EXERCISE: Check every line in the records below for the word "parts" and report how many have it, nothing more.

>> Begin MATERIALS PROVIDED

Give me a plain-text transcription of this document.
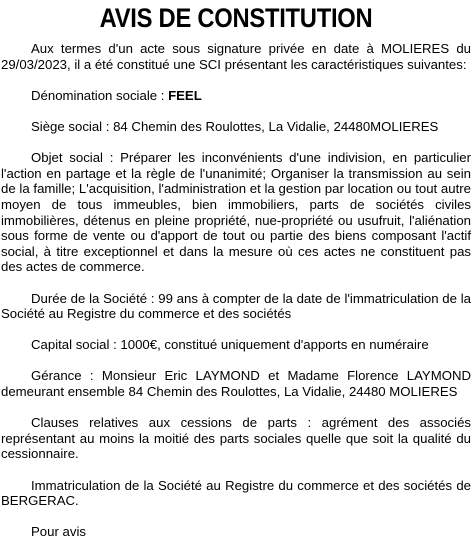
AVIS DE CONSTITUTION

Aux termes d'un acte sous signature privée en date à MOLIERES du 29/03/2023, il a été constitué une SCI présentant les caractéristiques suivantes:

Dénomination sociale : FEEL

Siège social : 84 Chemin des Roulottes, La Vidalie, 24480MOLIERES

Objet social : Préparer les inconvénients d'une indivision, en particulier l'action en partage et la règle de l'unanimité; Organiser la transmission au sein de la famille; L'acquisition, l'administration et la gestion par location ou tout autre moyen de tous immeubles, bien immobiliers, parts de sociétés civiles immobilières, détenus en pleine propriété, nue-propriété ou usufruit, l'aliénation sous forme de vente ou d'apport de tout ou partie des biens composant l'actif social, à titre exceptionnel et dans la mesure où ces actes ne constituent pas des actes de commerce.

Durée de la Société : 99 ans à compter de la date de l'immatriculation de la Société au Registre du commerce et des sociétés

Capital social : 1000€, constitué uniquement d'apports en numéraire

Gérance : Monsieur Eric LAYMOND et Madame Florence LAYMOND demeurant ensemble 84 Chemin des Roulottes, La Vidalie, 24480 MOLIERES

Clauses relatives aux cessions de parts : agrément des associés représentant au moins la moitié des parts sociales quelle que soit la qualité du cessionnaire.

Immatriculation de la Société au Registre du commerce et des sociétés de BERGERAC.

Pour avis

>> End MATERIALS PROVIDED

TASK OUTPUT: 2